- Exercise requirements -
Take from the listing each line that has the string "Mean".

'''

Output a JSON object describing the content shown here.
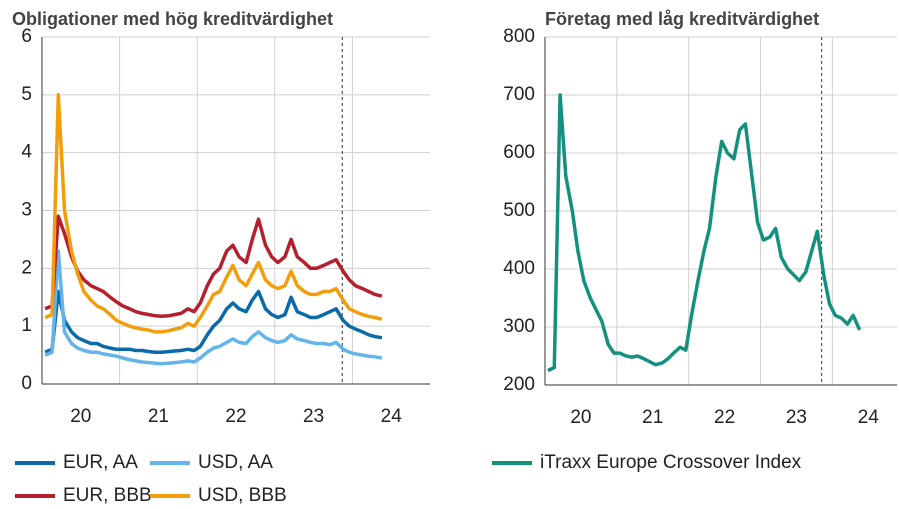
{
  "chart_data": [
    {
      "type": "line",
      "title": "Obligationer med hög kreditvärdighet",
      "x": [
        20.04,
        20.13,
        20.21,
        20.29,
        20.38,
        20.46,
        20.54,
        20.63,
        20.71,
        20.79,
        20.88,
        20.96,
        21.04,
        21.13,
        21.21,
        21.29,
        21.38,
        21.46,
        21.54,
        21.63,
        21.71,
        21.79,
        21.88,
        21.96,
        22.04,
        22.13,
        22.21,
        22.29,
        22.38,
        22.46,
        22.54,
        22.63,
        22.71,
        22.79,
        22.88,
        22.96,
        23.04,
        23.13,
        23.21,
        23.29,
        23.38,
        23.46,
        23.54,
        23.63,
        23.71,
        23.79,
        23.88,
        23.96,
        24.04,
        24.13,
        24.21,
        24.29,
        24.38
      ],
      "series": [
        {
          "name": "EUR, AA",
          "color": "#0b6aa8",
          "values": [
            0.55,
            0.6,
            1.6,
            1.1,
            0.9,
            0.8,
            0.75,
            0.7,
            0.7,
            0.65,
            0.62,
            0.6,
            0.6,
            0.6,
            0.58,
            0.58,
            0.56,
            0.55,
            0.55,
            0.56,
            0.57,
            0.58,
            0.6,
            0.58,
            0.65,
            0.85,
            1.0,
            1.1,
            1.3,
            1.4,
            1.3,
            1.25,
            1.45,
            1.6,
            1.3,
            1.2,
            1.15,
            1.2,
            1.5,
            1.25,
            1.2,
            1.15,
            1.15,
            1.2,
            1.25,
            1.3,
            1.1,
            1.0,
            0.95,
            0.9,
            0.85,
            0.82,
            0.8
          ]
        },
        {
          "name": "USD, AA",
          "color": "#62b4ea",
          "values": [
            0.5,
            0.55,
            2.3,
            0.9,
            0.7,
            0.62,
            0.58,
            0.55,
            0.55,
            0.52,
            0.5,
            0.48,
            0.45,
            0.42,
            0.4,
            0.38,
            0.37,
            0.36,
            0.35,
            0.36,
            0.37,
            0.38,
            0.4,
            0.38,
            0.45,
            0.55,
            0.62,
            0.65,
            0.72,
            0.78,
            0.72,
            0.7,
            0.82,
            0.9,
            0.8,
            0.75,
            0.72,
            0.75,
            0.85,
            0.78,
            0.75,
            0.72,
            0.7,
            0.7,
            0.68,
            0.72,
            0.6,
            0.55,
            0.52,
            0.5,
            0.48,
            0.47,
            0.45
          ]
        },
        {
          "name": "EUR, BBB",
          "color": "#b5202e",
          "values": [
            1.3,
            1.35,
            2.9,
            2.6,
            2.2,
            1.95,
            1.8,
            1.7,
            1.65,
            1.6,
            1.5,
            1.42,
            1.35,
            1.3,
            1.25,
            1.22,
            1.2,
            1.18,
            1.17,
            1.18,
            1.2,
            1.22,
            1.3,
            1.25,
            1.4,
            1.7,
            1.9,
            2.0,
            2.3,
            2.4,
            2.2,
            2.1,
            2.5,
            2.85,
            2.4,
            2.2,
            2.1,
            2.2,
            2.5,
            2.2,
            2.1,
            2.0,
            2.0,
            2.05,
            2.1,
            2.15,
            1.95,
            1.8,
            1.7,
            1.65,
            1.6,
            1.55,
            1.52
          ]
        },
        {
          "name": "USD, BBB",
          "color": "#f29e0c",
          "values": [
            1.15,
            1.2,
            5.0,
            3.0,
            2.3,
            1.9,
            1.6,
            1.45,
            1.35,
            1.3,
            1.2,
            1.1,
            1.05,
            1.0,
            0.97,
            0.95,
            0.93,
            0.9,
            0.9,
            0.92,
            0.95,
            0.97,
            1.05,
            1.0,
            1.15,
            1.35,
            1.55,
            1.6,
            1.85,
            2.05,
            1.8,
            1.7,
            1.9,
            2.1,
            1.8,
            1.7,
            1.65,
            1.7,
            1.95,
            1.7,
            1.6,
            1.55,
            1.55,
            1.6,
            1.6,
            1.65,
            1.45,
            1.3,
            1.25,
            1.2,
            1.17,
            1.15,
            1.12
          ]
        }
      ],
      "xlim": [
        20,
        25
      ],
      "xticks": [
        {
          "value": 20.5,
          "label": "20"
        },
        {
          "value": 21.5,
          "label": "21"
        },
        {
          "value": 22.5,
          "label": "22"
        },
        {
          "value": 23.5,
          "label": "23"
        },
        {
          "value": 24.5,
          "label": "24"
        }
      ],
      "xgrid": [
        21,
        22,
        23,
        24
      ],
      "vline": 23.87,
      "ylim": [
        0,
        6
      ],
      "yticks": [
        0,
        1,
        2,
        3,
        4,
        5,
        6
      ],
      "grid": true
    },
    {
      "type": "line",
      "title": "Företag med låg kreditvärdighet",
      "x": [
        20.04,
        20.13,
        20.21,
        20.29,
        20.38,
        20.46,
        20.54,
        20.63,
        20.71,
        20.79,
        20.88,
        20.96,
        21.04,
        21.13,
        21.21,
        21.29,
        21.38,
        21.46,
        21.54,
        21.63,
        21.71,
        21.79,
        21.88,
        21.96,
        22.04,
        22.13,
        22.21,
        22.29,
        22.38,
        22.46,
        22.54,
        22.63,
        22.71,
        22.79,
        22.88,
        22.96,
        23.04,
        23.13,
        23.21,
        23.29,
        23.38,
        23.46,
        23.54,
        23.63,
        23.71,
        23.79,
        23.88,
        23.96,
        24.04,
        24.13,
        24.21,
        24.29,
        24.38
      ],
      "series": [
        {
          "name": "iTraxx Europe Crossover Index",
          "color": "#13917e",
          "values": [
            225,
            230,
            700,
            560,
            500,
            430,
            380,
            350,
            330,
            310,
            270,
            255,
            255,
            250,
            248,
            250,
            245,
            240,
            235,
            238,
            245,
            255,
            265,
            260,
            320,
            380,
            430,
            470,
            560,
            620,
            600,
            590,
            640,
            650,
            560,
            480,
            450,
            455,
            470,
            420,
            400,
            390,
            380,
            395,
            430,
            465,
            390,
            340,
            320,
            315,
            305,
            320,
            295
          ]
        }
      ],
      "xlim": [
        20,
        24.9
      ],
      "xticks": [
        {
          "value": 20.5,
          "label": "20"
        },
        {
          "value": 21.5,
          "label": "21"
        },
        {
          "value": 22.5,
          "label": "22"
        },
        {
          "value": 23.5,
          "label": "23"
        },
        {
          "value": 24.5,
          "label": "24"
        }
      ],
      "xgrid": [
        21,
        22,
        23,
        24
      ],
      "vline": 23.85,
      "ylim": [
        200,
        800
      ],
      "yticks": [
        200,
        300,
        400,
        500,
        600,
        700,
        800
      ],
      "grid": true
    }
  ]
}
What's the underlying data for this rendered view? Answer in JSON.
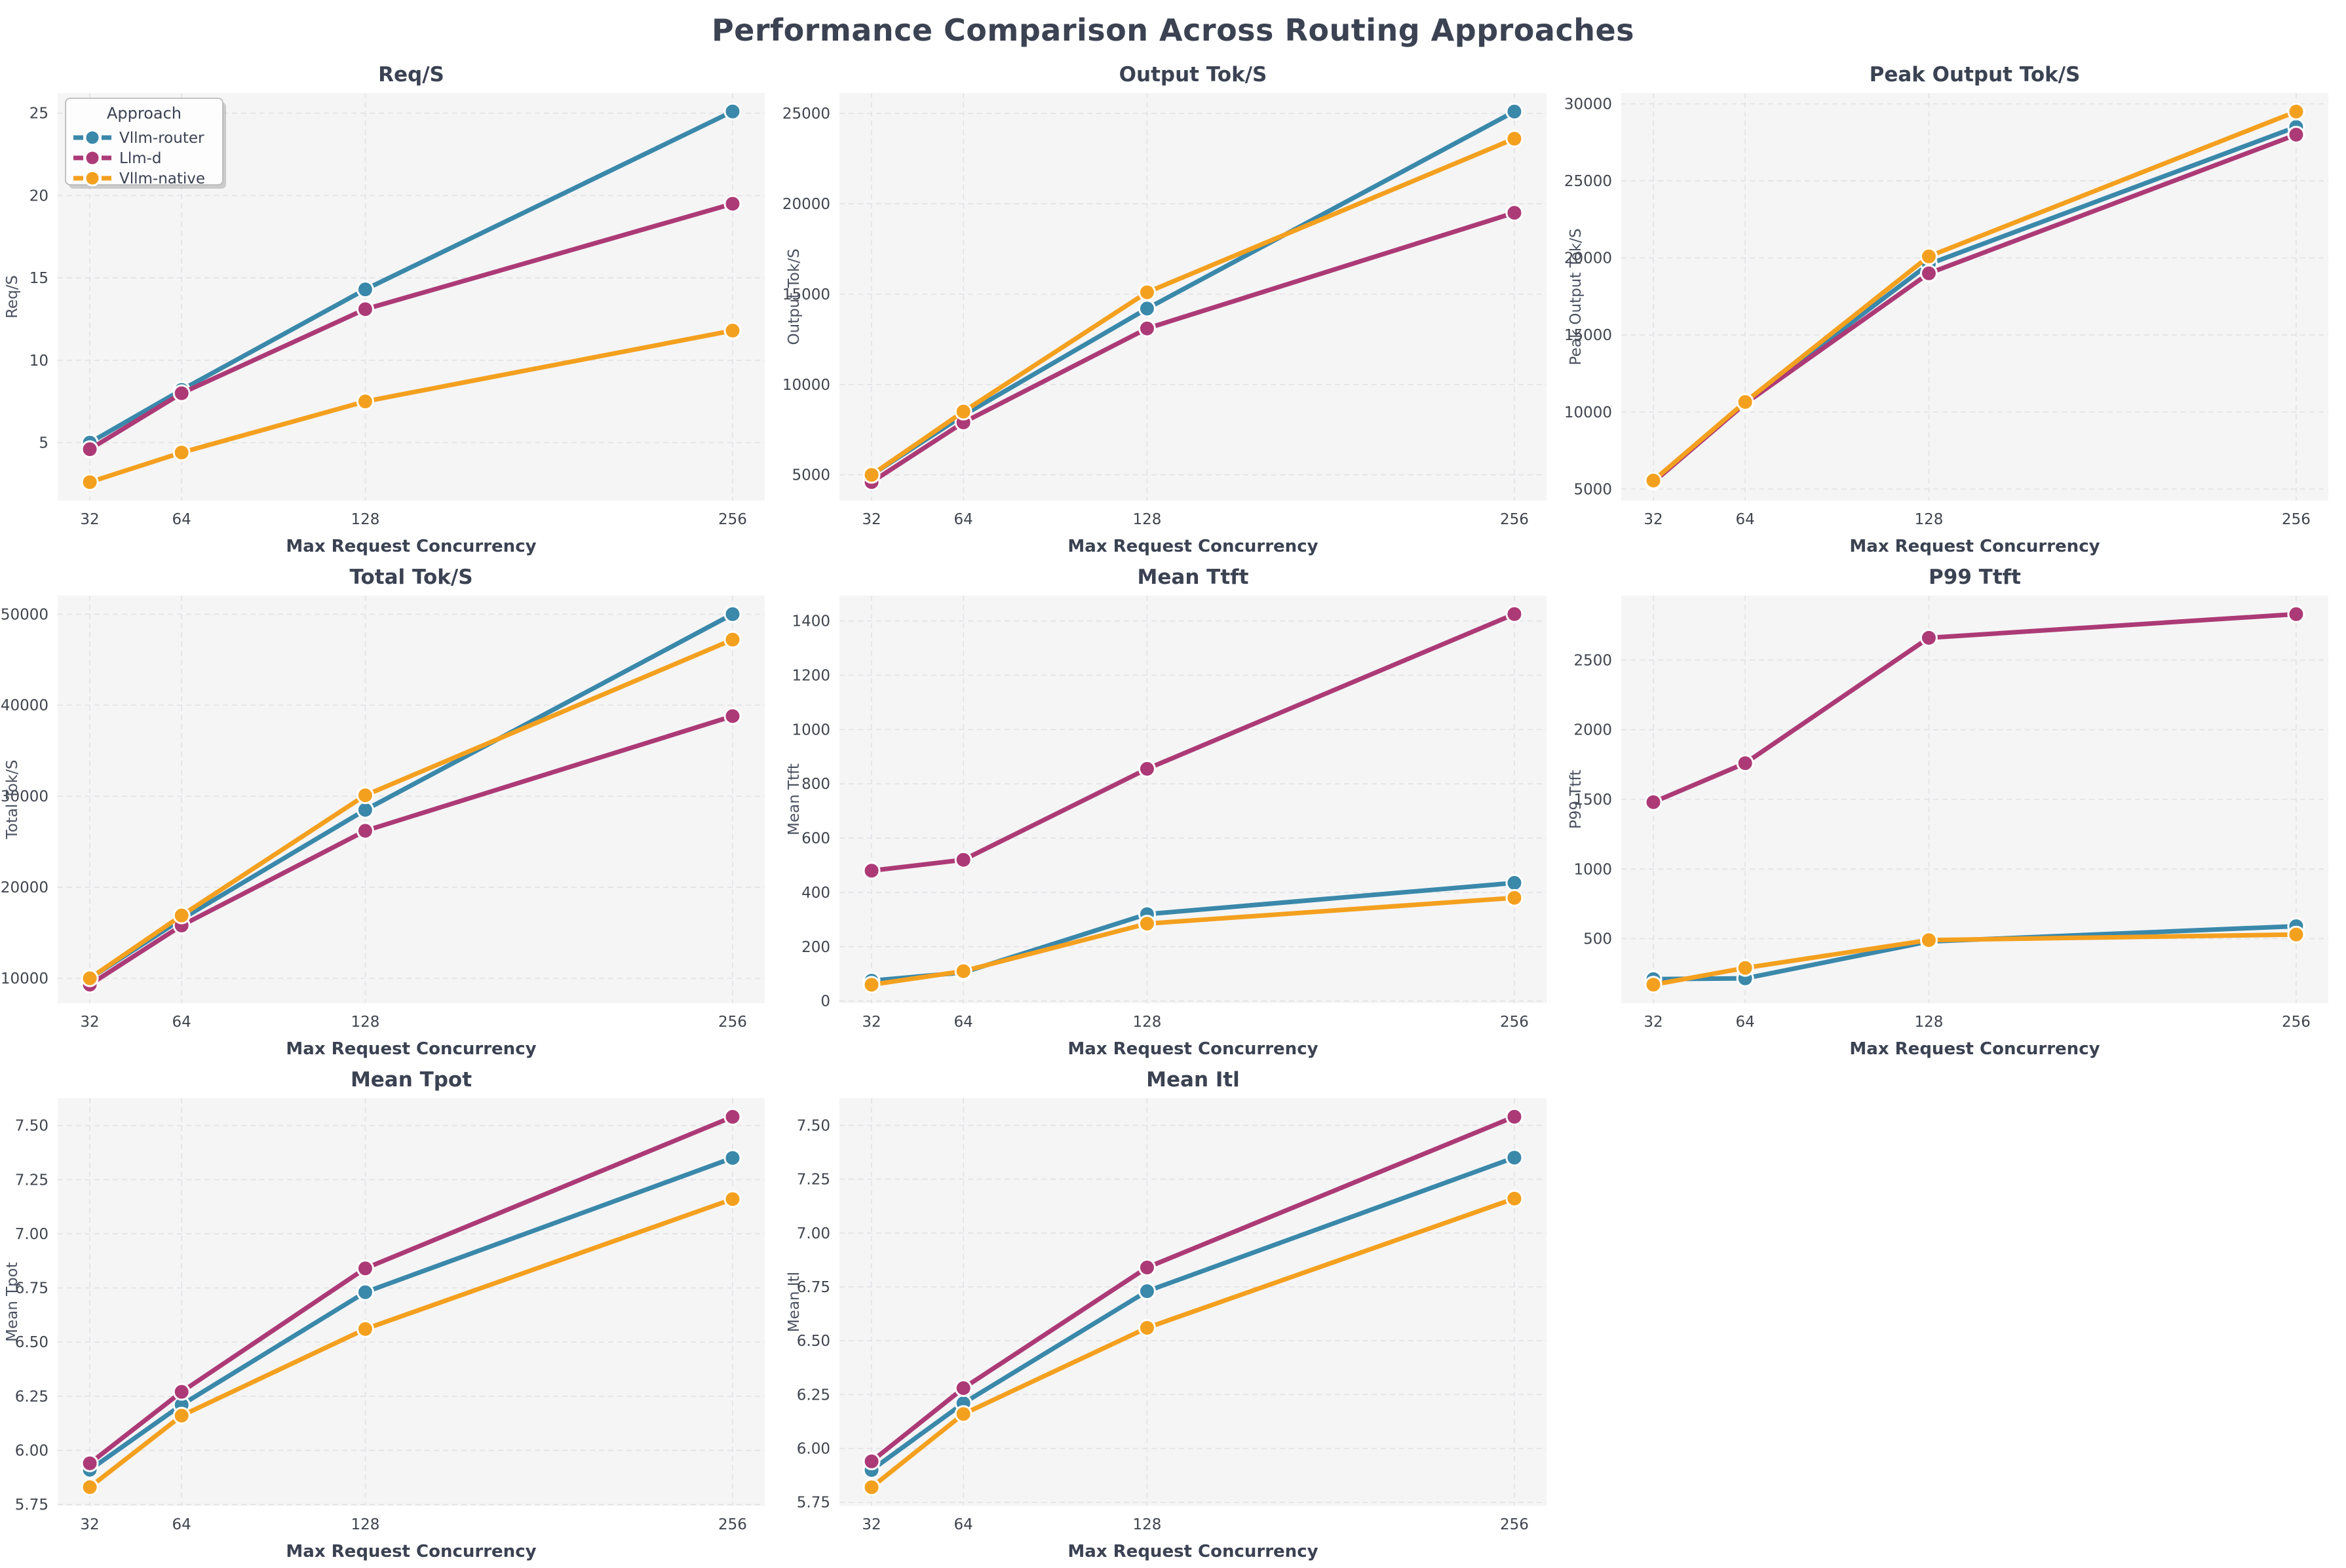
{
  "title": "Performance Comparison Across Routing Approaches",
  "legend": {
    "title": "Approach"
  },
  "approaches": [
    {
      "name": "Vllm-router",
      "color": "#3a88aa"
    },
    {
      "name": "Llm-d",
      "color": "#ac3a76"
    },
    {
      "name": "Vllm-native",
      "color": "#f4a01f"
    }
  ],
  "style": {
    "plot_bg": "#f5f5f6",
    "grid_color": "#e2e2e6",
    "title_color": "#3b4252",
    "tick_color": "#40454e",
    "axis_label_color": "#3b4252",
    "ylabel_color": "#4a5160"
  },
  "x_axis": {
    "label": "Max Request Concurrency",
    "values": [
      32,
      64,
      128,
      256
    ],
    "tick_labels": [
      "32",
      "64",
      "128",
      "256"
    ],
    "xlim": [
      20.8,
      267.2
    ]
  },
  "chart_data": [
    {
      "type": "line",
      "title": "Req/S",
      "ylabel": "Req/S",
      "xlabel": "Max Request Concurrency",
      "x": [
        32,
        64,
        128,
        256
      ],
      "series": [
        {
          "name": "Vllm-router",
          "values": [
            5.0,
            8.2,
            14.3,
            25.1
          ]
        },
        {
          "name": "Llm-d",
          "values": [
            4.6,
            8.0,
            13.1,
            19.5
          ]
        },
        {
          "name": "Vllm-native",
          "values": [
            2.6,
            4.4,
            7.5,
            11.8
          ]
        }
      ],
      "yticks": [
        5,
        10,
        15,
        20,
        25
      ],
      "ytick_labels": [
        "5",
        "10",
        "15",
        "20",
        "25"
      ],
      "ylim": [
        1.48,
        26.22
      ],
      "grid": true,
      "legend": true,
      "legend_position": "upper-left"
    },
    {
      "type": "line",
      "title": "Output Tok/S",
      "ylabel": "Output Tok/S",
      "xlabel": "Max Request Concurrency",
      "x": [
        32,
        64,
        128,
        256
      ],
      "series": [
        {
          "name": "Vllm-router",
          "values": [
            5000,
            8300,
            14200,
            25100
          ]
        },
        {
          "name": "Llm-d",
          "values": [
            4600,
            7900,
            13100,
            19500
          ]
        },
        {
          "name": "Vllm-native",
          "values": [
            5000,
            8500,
            15100,
            23600
          ]
        }
      ],
      "yticks": [
        5000,
        10000,
        15000,
        20000,
        25000
      ],
      "ytick_labels": [
        "5000",
        "10000",
        "15000",
        "20000",
        "25000"
      ],
      "ylim": [
        3575,
        26125
      ],
      "grid": true,
      "legend": false
    },
    {
      "type": "line",
      "title": "Peak Output Tok/S",
      "ylabel": "Peak Output Tok/S",
      "xlabel": "Max Request Concurrency",
      "x": [
        32,
        64,
        128,
        256
      ],
      "series": [
        {
          "name": "Vllm-router",
          "values": [
            5500,
            10600,
            19600,
            28500
          ]
        },
        {
          "name": "Llm-d",
          "values": [
            5450,
            10550,
            19000,
            28000
          ]
        },
        {
          "name": "Vllm-native",
          "values": [
            5550,
            10650,
            20100,
            29500
          ]
        }
      ],
      "yticks": [
        5000,
        10000,
        15000,
        20000,
        25000,
        30000
      ],
      "ytick_labels": [
        "5000",
        "10000",
        "15000",
        "20000",
        "25000",
        "30000"
      ],
      "ylim": [
        4248,
        30702
      ],
      "grid": true,
      "legend": false
    },
    {
      "type": "line",
      "title": "Total Tok/S",
      "ylabel": "Total Tok/S",
      "xlabel": "Max Request Concurrency",
      "x": [
        32,
        64,
        128,
        256
      ],
      "series": [
        {
          "name": "Vllm-router",
          "values": [
            10000,
            16500,
            28500,
            50000
          ]
        },
        {
          "name": "Llm-d",
          "values": [
            9300,
            15800,
            26200,
            38800
          ]
        },
        {
          "name": "Vllm-native",
          "values": [
            10000,
            16900,
            30100,
            47200
          ]
        }
      ],
      "yticks": [
        10000,
        20000,
        30000,
        40000,
        50000
      ],
      "ytick_labels": [
        "10000",
        "20000",
        "30000",
        "40000",
        "50000"
      ],
      "ylim": [
        7265,
        52035
      ],
      "grid": true,
      "legend": false
    },
    {
      "type": "line",
      "title": "Mean Ttft",
      "ylabel": "Mean Ttft",
      "xlabel": "Max Request Concurrency",
      "x": [
        32,
        64,
        128,
        256
      ],
      "series": [
        {
          "name": "Vllm-router",
          "values": [
            75,
            105,
            320,
            435
          ]
        },
        {
          "name": "Llm-d",
          "values": [
            480,
            520,
            855,
            1425
          ]
        },
        {
          "name": "Vllm-native",
          "values": [
            60,
            110,
            285,
            380
          ]
        }
      ],
      "yticks": [
        0,
        200,
        400,
        600,
        800,
        1000,
        1200,
        1400
      ],
      "ytick_labels": [
        "0",
        "200",
        "400",
        "600",
        "800",
        "1000",
        "1200",
        "1400"
      ],
      "ylim": [
        -8,
        1493
      ],
      "grid": true,
      "legend": false
    },
    {
      "type": "line",
      "title": "P99 Ttft",
      "ylabel": "P99 Ttft",
      "xlabel": "Max Request Concurrency",
      "x": [
        32,
        64,
        128,
        256
      ],
      "series": [
        {
          "name": "Vllm-router",
          "values": [
            210,
            215,
            480,
            590
          ]
        },
        {
          "name": "Llm-d",
          "values": [
            1480,
            1760,
            2660,
            2830
          ]
        },
        {
          "name": "Vllm-native",
          "values": [
            170,
            290,
            490,
            530
          ]
        }
      ],
      "yticks": [
        500,
        1000,
        1500,
        2000,
        2500
      ],
      "ytick_labels": [
        "500",
        "1000",
        "1500",
        "2000",
        "2500"
      ],
      "ylim": [
        37,
        2963
      ],
      "grid": true,
      "legend": false
    },
    {
      "type": "line",
      "title": "Mean Tpot",
      "ylabel": "Mean Tpot",
      "xlabel": "Max Request Concurrency",
      "x": [
        32,
        64,
        128,
        256
      ],
      "series": [
        {
          "name": "Vllm-router",
          "values": [
            5.91,
            6.21,
            6.73,
            7.35
          ]
        },
        {
          "name": "Llm-d",
          "values": [
            5.94,
            6.27,
            6.84,
            7.54
          ]
        },
        {
          "name": "Vllm-native",
          "values": [
            5.83,
            6.16,
            6.56,
            7.16
          ]
        }
      ],
      "yticks": [
        5.75,
        6.0,
        6.25,
        6.5,
        6.75,
        7.0,
        7.25,
        7.5
      ],
      "ytick_labels": [
        "5.75",
        "6.00",
        "6.25",
        "6.50",
        "6.75",
        "7.00",
        "7.25",
        "7.50"
      ],
      "ylim": [
        5.744,
        7.626
      ],
      "grid": true,
      "legend": false
    },
    {
      "type": "line",
      "title": "Mean Itl",
      "ylabel": "Mean Itl",
      "xlabel": "Max Request Concurrency",
      "x": [
        32,
        64,
        128,
        256
      ],
      "series": [
        {
          "name": "Vllm-router",
          "values": [
            5.9,
            6.21,
            6.73,
            7.35
          ]
        },
        {
          "name": "Llm-d",
          "values": [
            5.94,
            6.28,
            6.84,
            7.54
          ]
        },
        {
          "name": "Vllm-native",
          "values": [
            5.82,
            6.16,
            6.56,
            7.16
          ]
        }
      ],
      "yticks": [
        5.75,
        6.0,
        6.25,
        6.5,
        6.75,
        7.0,
        7.25,
        7.5
      ],
      "ytick_labels": [
        "5.75",
        "6.00",
        "6.25",
        "6.50",
        "6.75",
        "7.00",
        "7.25",
        "7.50"
      ],
      "ylim": [
        5.734,
        7.626
      ],
      "grid": true,
      "legend": false
    }
  ]
}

'''

- Finished task -
      "title": "Mean Ttft",
      "ylabel": "Mean Ttft",
      "title": "Mean Tpot",
      "ylabel": "Mean Tpot",
      "title": "Mean Itl",
      "ylabel": "Mean Itl",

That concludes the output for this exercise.